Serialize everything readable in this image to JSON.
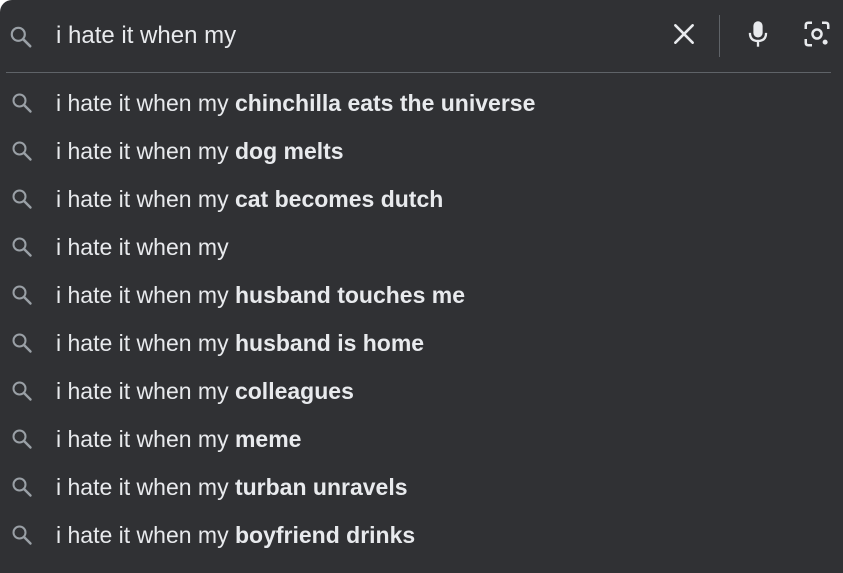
{
  "search": {
    "query": "i hate it when my",
    "icons": {
      "search": "search-icon",
      "clear": "close-icon",
      "voice": "microphone-icon",
      "lens": "camera-lens-icon"
    }
  },
  "colors": {
    "background": "#303134",
    "text": "#e8eaed",
    "icon": "#9aa0a6",
    "divider": "#5f6368"
  },
  "suggestions": [
    {
      "prefix": "i hate it when my ",
      "completion": "chinchilla eats the universe"
    },
    {
      "prefix": "i hate it when my ",
      "completion": "dog melts"
    },
    {
      "prefix": "i hate it when my ",
      "completion": "cat becomes dutch"
    },
    {
      "prefix": "i hate it when my",
      "completion": ""
    },
    {
      "prefix": "i hate it when my ",
      "completion": "husband touches me"
    },
    {
      "prefix": "i hate it when my ",
      "completion": "husband is home"
    },
    {
      "prefix": "i hate it when my ",
      "completion": "colleagues"
    },
    {
      "prefix": "i hate it when my ",
      "completion": "meme"
    },
    {
      "prefix": "i hate it when my ",
      "completion": "turban unravels"
    },
    {
      "prefix": "i hate it when my ",
      "completion": "boyfriend drinks"
    }
  ]
}
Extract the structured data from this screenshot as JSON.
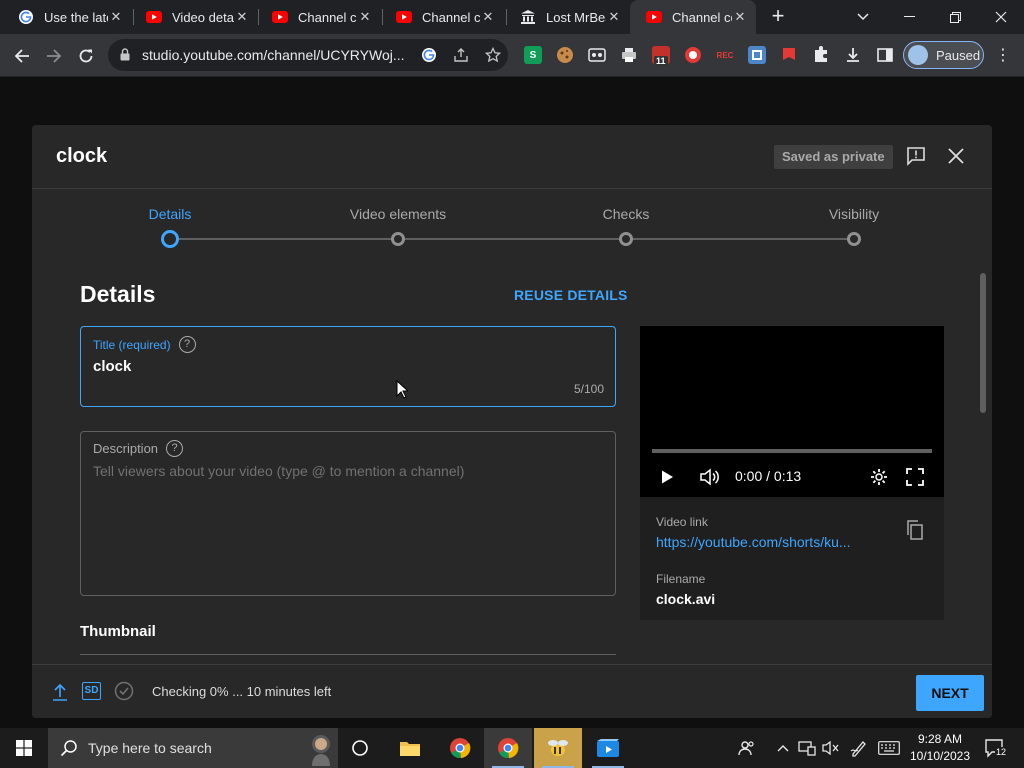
{
  "browser": {
    "tabs": [
      {
        "title": "Use the latest",
        "favicon": "google-g-icon",
        "active": false
      },
      {
        "title": "Video details",
        "favicon": "youtube-icon",
        "active": false
      },
      {
        "title": "Channel cu",
        "favicon": "youtube-icon",
        "active": false
      },
      {
        "title": "Channel cu",
        "favicon": "youtube-icon",
        "active": false
      },
      {
        "title": "Lost MrBea",
        "favicon": "museum-icon",
        "active": false
      },
      {
        "title": "Channel co",
        "favicon": "youtube-icon",
        "active": true
      }
    ],
    "url": "studio.youtube.com/channel/UCYRYWoj...",
    "profile_label": "Paused",
    "extension_badge": "11",
    "ext_s_label": "S",
    "ext_rec_label": "REC"
  },
  "dialog": {
    "title": "clock",
    "saved_badge": "Saved as private",
    "steps": [
      {
        "label": "Details",
        "active": true
      },
      {
        "label": "Video elements",
        "active": false
      },
      {
        "label": "Checks",
        "active": false
      },
      {
        "label": "Visibility",
        "active": false
      }
    ],
    "section_title": "Details",
    "reuse_label": "REUSE DETAILS",
    "title_field": {
      "label": "Title (required)",
      "value": "clock",
      "counter": "5/100"
    },
    "description_field": {
      "label": "Description",
      "placeholder": "Tell viewers about your video (type @ to mention a channel)"
    },
    "thumbnail_title": "Thumbnail",
    "help_glyph": "?",
    "preview": {
      "time": "0:00 / 0:13",
      "progress": 0,
      "video_link_label": "Video link",
      "video_link": "https://youtube.com/shorts/ku...",
      "filename_label": "Filename",
      "filename": "clock.avi"
    },
    "footer": {
      "sd_label": "SD",
      "status": "Checking 0% ... 10 minutes left",
      "next_label": "NEXT"
    }
  },
  "taskbar": {
    "search_placeholder": "Type here to search",
    "time": "9:28 AM",
    "date": "10/10/2023",
    "notification_count": "12"
  },
  "colors": {
    "accent": "#3ea6ff",
    "dialog_bg": "#282828",
    "page_bg": "#0f0f0f"
  }
}
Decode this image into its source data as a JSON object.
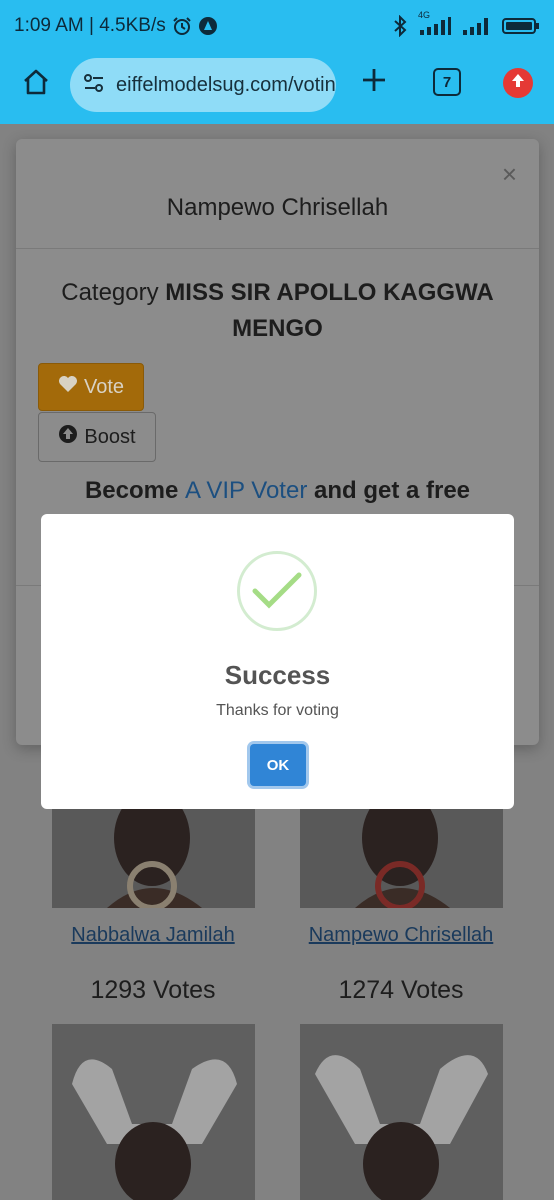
{
  "status_bar": {
    "time_speed": "1:09 AM | 4.5KB/s",
    "network_type": "4G",
    "icons": [
      "alarm-icon",
      "vpn-icon",
      "bluetooth-icon",
      "signal-icon",
      "signal-icon",
      "battery-icon"
    ]
  },
  "browser": {
    "url": "eiffelmodelsug.com/voting",
    "tab_count": "7",
    "icons": [
      "home-icon",
      "site-settings-icon",
      "plus-icon",
      "tabs-icon",
      "update-icon"
    ],
    "accent_color": "#29bdf0"
  },
  "modal": {
    "close": "×",
    "title": "Nampewo Chrisellah",
    "category_label": "Category",
    "category_value": "MISS SIR APOLLO KAGGWA MENGO",
    "vote_label": "Vote",
    "boost_label": "Boost",
    "vip_prefix": "Become",
    "vip_link": "A VIP Voter",
    "vip_suffix": "and get a free"
  },
  "contestants": [
    {
      "name": "Nabbalwa Jamilah",
      "votes": "1293 Votes"
    },
    {
      "name": "Nampewo Chrisellah",
      "votes": "1274 Votes"
    }
  ],
  "dialog": {
    "title": "Success",
    "text": "Thanks for voting",
    "ok_label": "OK",
    "success_color": "#a5dc86",
    "button_color": "#3085d6"
  }
}
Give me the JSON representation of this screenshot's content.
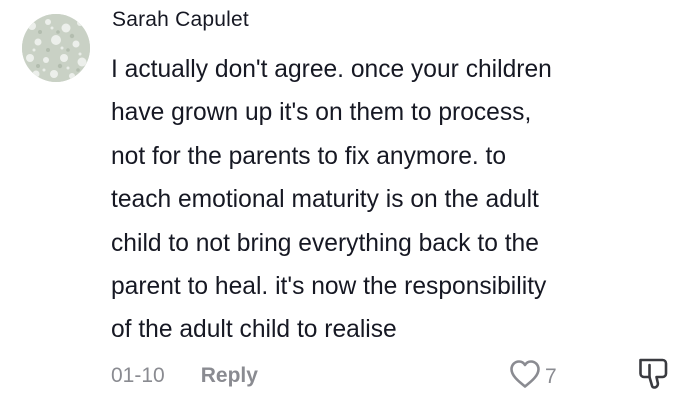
{
  "comment": {
    "author": "Sarah Capulet",
    "text_lines": [
      "I actually don't agree. once your children",
      "have grown up it's on them to process,",
      "not for the parents to fix anymore. to",
      "teach emotional maturity is on the adult",
      "child to not bring everything back to the",
      "parent to heal. it's now the responsibility",
      "of the adult child to realise"
    ],
    "date": "01-10",
    "reply_label": "Reply",
    "like_count": "7",
    "avatar_icon": "floral-pattern-avatar",
    "like_icon": "heart-outline-icon",
    "dislike_icon": "thumbs-down-icon"
  }
}
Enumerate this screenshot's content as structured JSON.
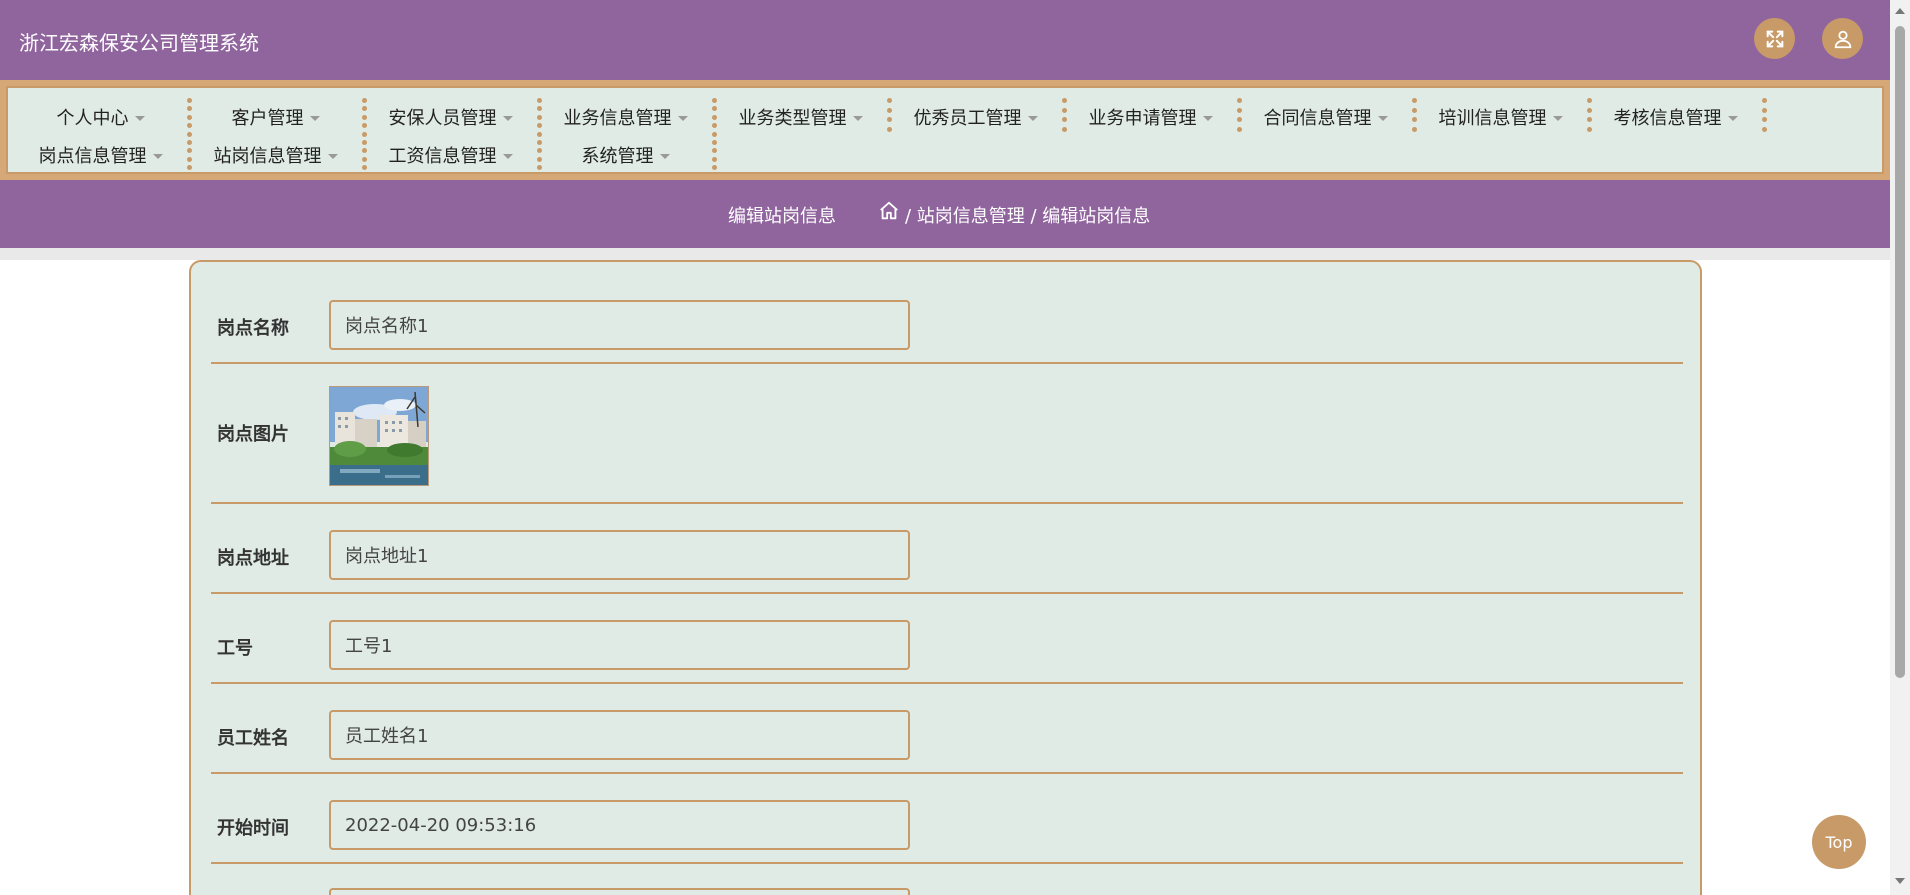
{
  "header": {
    "title": "浙江宏森保安公司管理系统",
    "fullscreen_icon": "expand-icon",
    "user_icon": "user-icon"
  },
  "nav": {
    "row1": [
      "个人中心",
      "客户管理",
      "安保人员管理",
      "业务信息管理",
      "业务类型管理",
      "优秀员工管理",
      "业务申请管理",
      "合同信息管理",
      "培训信息管理",
      "考核信息管理"
    ],
    "row2": [
      "岗点信息管理",
      "站岗信息管理",
      "工资信息管理",
      "系统管理"
    ]
  },
  "breadcrumb": {
    "page_title": "编辑站岗信息",
    "home_icon": "home-icon",
    "path": "/ 站岗信息管理 / 编辑站岗信息"
  },
  "form": {
    "fields": [
      {
        "label": "岗点名称",
        "value": "岗点名称1"
      },
      {
        "label": "岗点图片",
        "image": "building-photo"
      },
      {
        "label": "岗点地址",
        "value": "岗点地址1"
      },
      {
        "label": "工号",
        "value": "工号1"
      },
      {
        "label": "员工姓名",
        "value": "员工姓名1"
      },
      {
        "label": "开始时间",
        "value": "2022-04-20 09:53:16"
      }
    ]
  },
  "top_button": {
    "label": "Top"
  },
  "colors": {
    "header": "#90659e",
    "accent": "#c79a68",
    "panel": "#e0ebe6"
  }
}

- **Stated exercise**
Print the listing above in full, exactly as written. Omit any pictures.

- **Reply to the task**
Serialize everything readable in this image to JSON.
{
  "search": {
    "query": "i hate it when my",
    "icons": {
      "search": "search-icon",
      "clear": "close-icon",
      "voice": "microphone-icon",
      "lens": "camera-lens-icon"
    }
  },
  "colors": {
    "background": "#303134",
    "text": "#e8eaed",
    "icon": "#9aa0a6",
    "divider": "#5f6368"
  },
  "suggestions": [
    {
      "prefix": "i hate it when my ",
      "completion": "chinchilla eats the universe"
    },
    {
      "prefix": "i hate it when my ",
      "completion": "dog melts"
    },
    {
      "prefix": "i hate it when my ",
      "completion": "cat becomes dutch"
    },
    {
      "prefix": "i hate it when my",
      "completion": ""
    },
    {
      "prefix": "i hate it when my ",
      "completion": "husband touches me"
    },
    {
      "prefix": "i hate it when my ",
      "completion": "husband is home"
    },
    {
      "prefix": "i hate it when my ",
      "completion": "colleagues"
    },
    {
      "prefix": "i hate it when my ",
      "completion": "meme"
    },
    {
      "prefix": "i hate it when my ",
      "completion": "turban unravels"
    },
    {
      "prefix": "i hate it when my ",
      "completion": "boyfriend drinks"
    }
  ]
}
Extract the structured data from this screenshot as JSON.
{
  "browser": {
    "tabs": [
      {
        "title": "Use the latest",
        "favicon": "google-g-icon",
        "active": false
      },
      {
        "title": "Video details",
        "favicon": "youtube-icon",
        "active": false
      },
      {
        "title": "Channel cu",
        "favicon": "youtube-icon",
        "active": false
      },
      {
        "title": "Channel cu",
        "favicon": "youtube-icon",
        "active": false
      },
      {
        "title": "Lost MrBea",
        "favicon": "museum-icon",
        "active": false
      },
      {
        "title": "Channel co",
        "favicon": "youtube-icon",
        "active": true
      }
    ],
    "url": "studio.youtube.com/channel/UCYRYWoj...",
    "profile_label": "Paused",
    "extension_badge": "11",
    "ext_s_label": "S",
    "ext_rec_label": "REC"
  },
  "dialog": {
    "title": "clock",
    "saved_badge": "Saved as private",
    "steps": [
      {
        "label": "Details",
        "active": true
      },
      {
        "label": "Video elements",
        "active": false
      },
      {
        "label": "Checks",
        "active": false
      },
      {
        "label": "Visibility",
        "active": false
      }
    ],
    "section_title": "Details",
    "reuse_label": "REUSE DETAILS",
    "title_field": {
      "label": "Title (required)",
      "value": "clock",
      "counter": "5/100"
    },
    "description_field": {
      "label": "Description",
      "placeholder": "Tell viewers about your video (type @ to mention a channel)"
    },
    "thumbnail_title": "Thumbnail",
    "help_glyph": "?",
    "preview": {
      "time": "0:00 / 0:13",
      "progress": 0,
      "video_link_label": "Video link",
      "video_link": "https://youtube.com/shorts/ku...",
      "filename_label": "Filename",
      "filename": "clock.avi"
    },
    "footer": {
      "sd_label": "SD",
      "status": "Checking 0% ... 10 minutes left",
      "next_label": "NEXT"
    }
  },
  "taskbar": {
    "search_placeholder": "Type here to search",
    "time": "9:28 AM",
    "date": "10/10/2023",
    "notification_count": "12"
  },
  "colors": {
    "accent": "#3ea6ff",
    "dialog_bg": "#282828",
    "page_bg": "#0f0f0f"
  }
}
Decode this image into its source data as a JSON object.
{
  "status_bar": {
    "time_speed": "1:09 AM | 4.5KB/s",
    "network_type": "4G",
    "icons": [
      "alarm-icon",
      "vpn-icon",
      "bluetooth-icon",
      "signal-icon",
      "signal-icon",
      "battery-icon"
    ]
  },
  "browser": {
    "url": "eiffelmodelsug.com/voting",
    "tab_count": "7",
    "icons": [
      "home-icon",
      "site-settings-icon",
      "plus-icon",
      "tabs-icon",
      "update-icon"
    ],
    "accent_color": "#29bdf0"
  },
  "modal": {
    "close": "×",
    "title": "Nampewo Chrisellah",
    "category_label": "Category",
    "category_value": "MISS SIR APOLLO KAGGWA MENGO",
    "vote_label": "Vote",
    "boost_label": "Boost",
    "vip_prefix": "Become",
    "vip_link": "A VIP Voter",
    "vip_suffix": "and get a free"
  },
  "contestants": [
    {
      "name": "Nabbalwa Jamilah",
      "votes": "1293 Votes"
    },
    {
      "name": "Nampewo Chrisellah",
      "votes": "1274 Votes"
    }
  ],
  "dialog": {
    "title": "Success",
    "text": "Thanks for voting",
    "ok_label": "OK",
    "success_color": "#a5dc86",
    "button_color": "#3085d6"
  }
}
Give me the JSON representation of this screenshot's content.
{
  "comment": {
    "author": "Sarah Capulet",
    "text_lines": [
      "I actually don't agree. once your children",
      "have grown up it's on them to process,",
      "not for the parents to fix anymore. to",
      "teach emotional maturity is on the adult",
      "child to not bring everything back to the",
      "parent to heal. it's now the responsibility",
      "of the adult child to realise"
    ],
    "date": "01-10",
    "reply_label": "Reply",
    "like_count": "7",
    "avatar_icon": "floral-pattern-avatar",
    "like_icon": "heart-outline-icon",
    "dislike_icon": "thumbs-down-icon"
  }
}
Enumerate this screenshot's content as structured JSON.
{
  "header": {
    "title": "浙江宏森保安公司管理系统",
    "fullscreen_icon": "expand-icon",
    "user_icon": "user-icon"
  },
  "nav": {
    "row1": [
      "个人中心",
      "客户管理",
      "安保人员管理",
      "业务信息管理",
      "业务类型管理",
      "优秀员工管理",
      "业务申请管理",
      "合同信息管理",
      "培训信息管理",
      "考核信息管理"
    ],
    "row2": [
      "岗点信息管理",
      "站岗信息管理",
      "工资信息管理",
      "系统管理"
    ]
  },
  "breadcrumb": {
    "page_title": "编辑站岗信息",
    "home_icon": "home-icon",
    "path": "/ 站岗信息管理 / 编辑站岗信息"
  },
  "form": {
    "fields": [
      {
        "label": "岗点名称",
        "value": "岗点名称1"
      },
      {
        "label": "岗点图片",
        "image": "building-photo"
      },
      {
        "label": "岗点地址",
        "value": "岗点地址1"
      },
      {
        "label": "工号",
        "value": "工号1"
      },
      {
        "label": "员工姓名",
        "value": "员工姓名1"
      },
      {
        "label": "开始时间",
        "value": "2022-04-20 09:53:16"
      }
    ]
  },
  "top_button": {
    "label": "Top"
  },
  "colors": {
    "header": "#90659e",
    "accent": "#c79a68",
    "panel": "#e0ebe6"
  }
}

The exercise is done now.